## Request
Quote the records in full and leave their pictures out.
[Input records start]
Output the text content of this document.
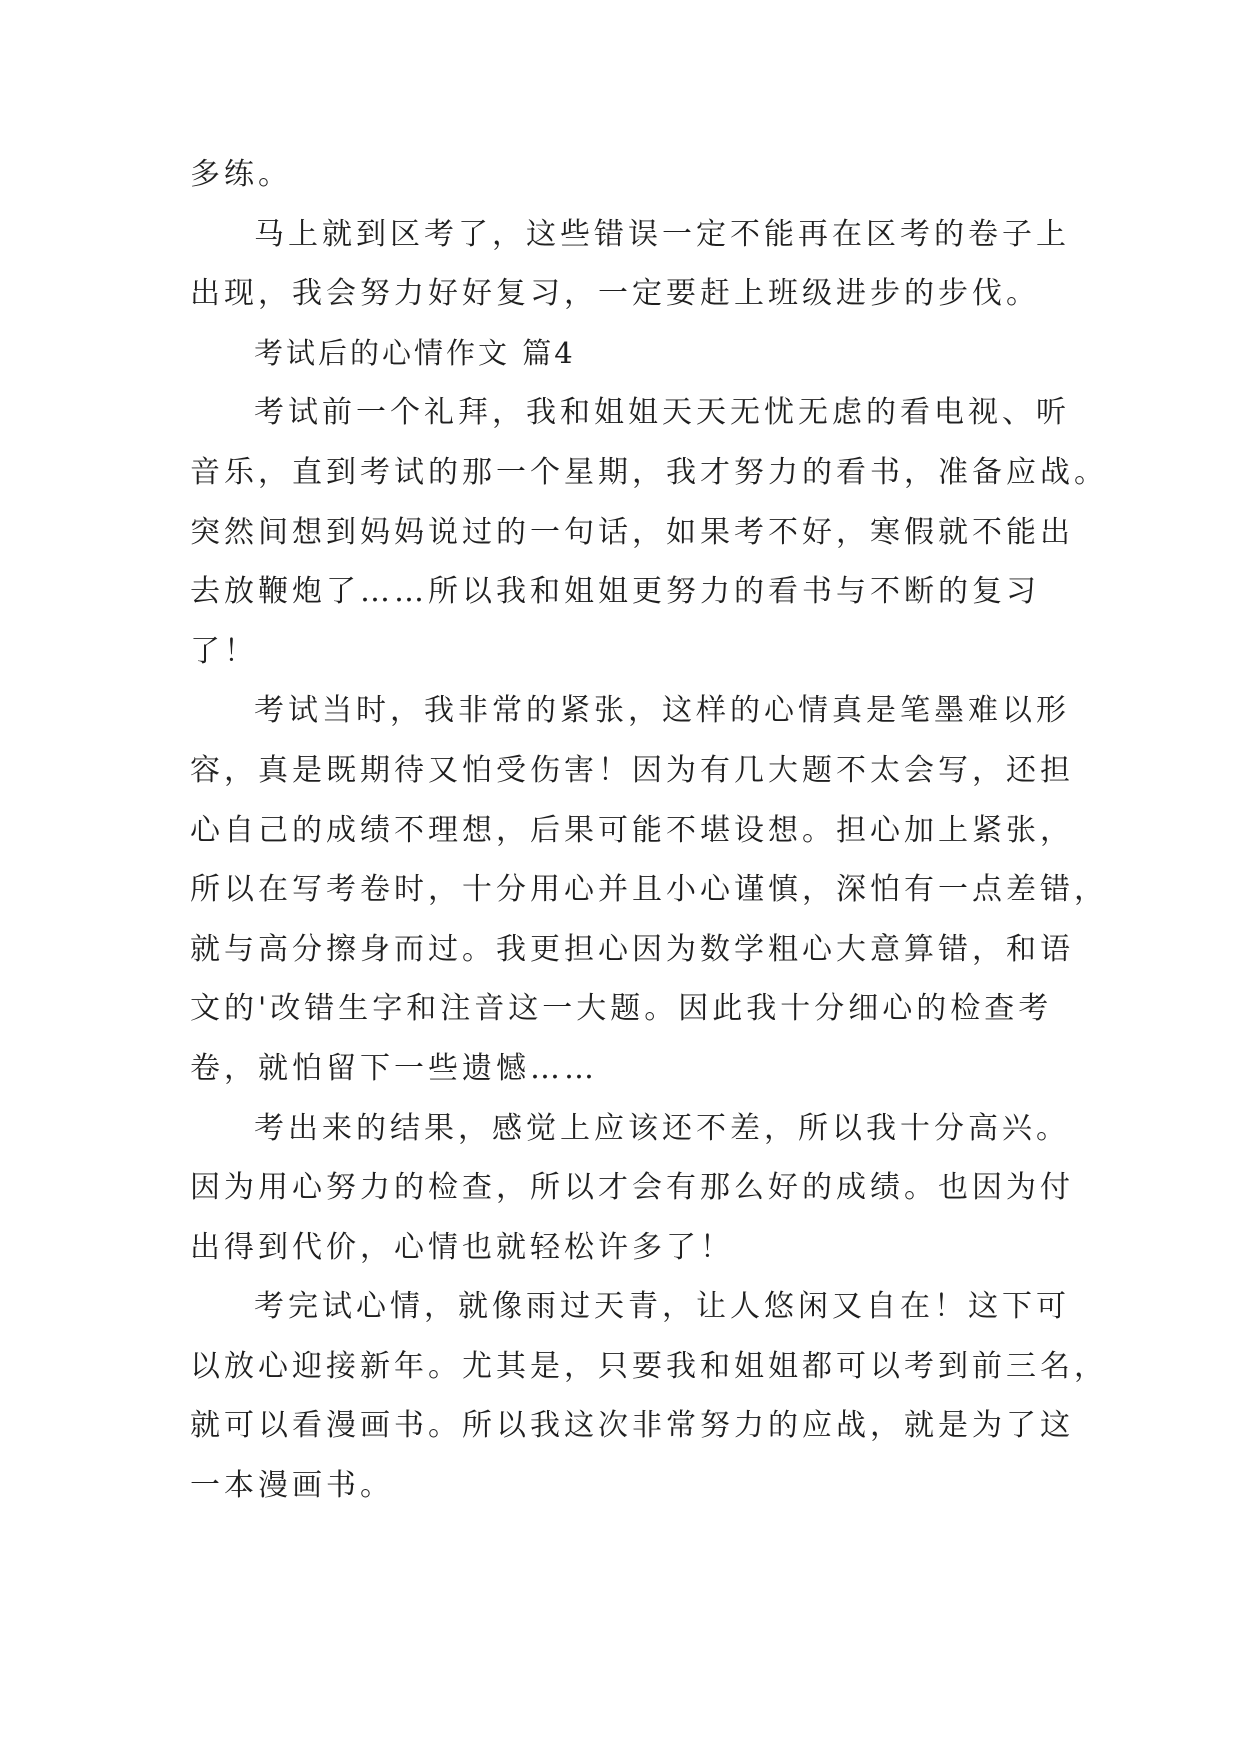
多练。
马上就到区考了，这些错误一定不能再在区考的卷子上
出现，我会努力好好复习，一定要赶上班级进步的步伐。
考试后的心情作文 篇4
考试前一个礼拜，我和姐姐天天无忧无虑的看电视、听
音乐，直到考试的那一个星期，我才努力的看书，准备应战。
突然间想到妈妈说过的一句话，如果考不好，寒假就不能出
去放鞭炮了……所以我和姐姐更努力的看书与不断的复习
了！
考试当时，我非常的紧张，这样的心情真是笔墨难以形
容，真是既期待又怕受伤害！因为有几大题不太会写，还担
心自己的成绩不理想，后果可能不堪设想。担心加上紧张，
所以在写考卷时，十分用心并且小心谨慎，深怕有一点差错，
就与高分擦身而过。我更担心因为数学粗心大意算错，和语
文的'改错生字和注音这一大题。因此我十分细心的检查考
卷，就怕留下一些遗憾……
考出来的结果，感觉上应该还不差，所以我十分高兴。
因为用心努力的检查，所以才会有那么好的成绩。也因为付
出得到代价，心情也就轻松许多了！
考完试心情，就像雨过天青，让人悠闲又自在！这下可
以放心迎接新年。尤其是，只要我和姐姐都可以考到前三名，
就可以看漫画书。所以我这次非常努力的应战，就是为了这
一本漫画书。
[Input records end]
## Output below
Output the text content of this document.
多练。
马上就到区考了，这些错误一定不能再在区考的卷子上
出现，我会努力好好复习，一定要赶上班级进步的步伐。
考试后的心情作文 篇4
考试前一个礼拜，我和姐姐天天无忧无虑的看电视、听
音乐，直到考试的那一个星期，我才努力的看书，准备应战。
突然间想到妈妈说过的一句话，如果考不好，寒假就不能出
去放鞭炮了……所以我和姐姐更努力的看书与不断的复习
了！
考试当时，我非常的紧张，这样的心情真是笔墨难以形
容，真是既期待又怕受伤害！因为有几大题不太会写，还担
心自己的成绩不理想，后果可能不堪设想。担心加上紧张，
所以在写考卷时，十分用心并且小心谨慎，深怕有一点差错，
就与高分擦身而过。我更担心因为数学粗心大意算错，和语
文的'改错生字和注音这一大题。因此我十分细心的检查考
卷，就怕留下一些遗憾……
考出来的结果，感觉上应该还不差，所以我十分高兴。
因为用心努力的检查，所以才会有那么好的成绩。也因为付
出得到代价，心情也就轻松许多了！
考完试心情，就像雨过天青，让人悠闲又自在！这下可
以放心迎接新年。尤其是，只要我和姐姐都可以考到前三名，
就可以看漫画书。所以我这次非常努力的应战，就是为了这
一本漫画书。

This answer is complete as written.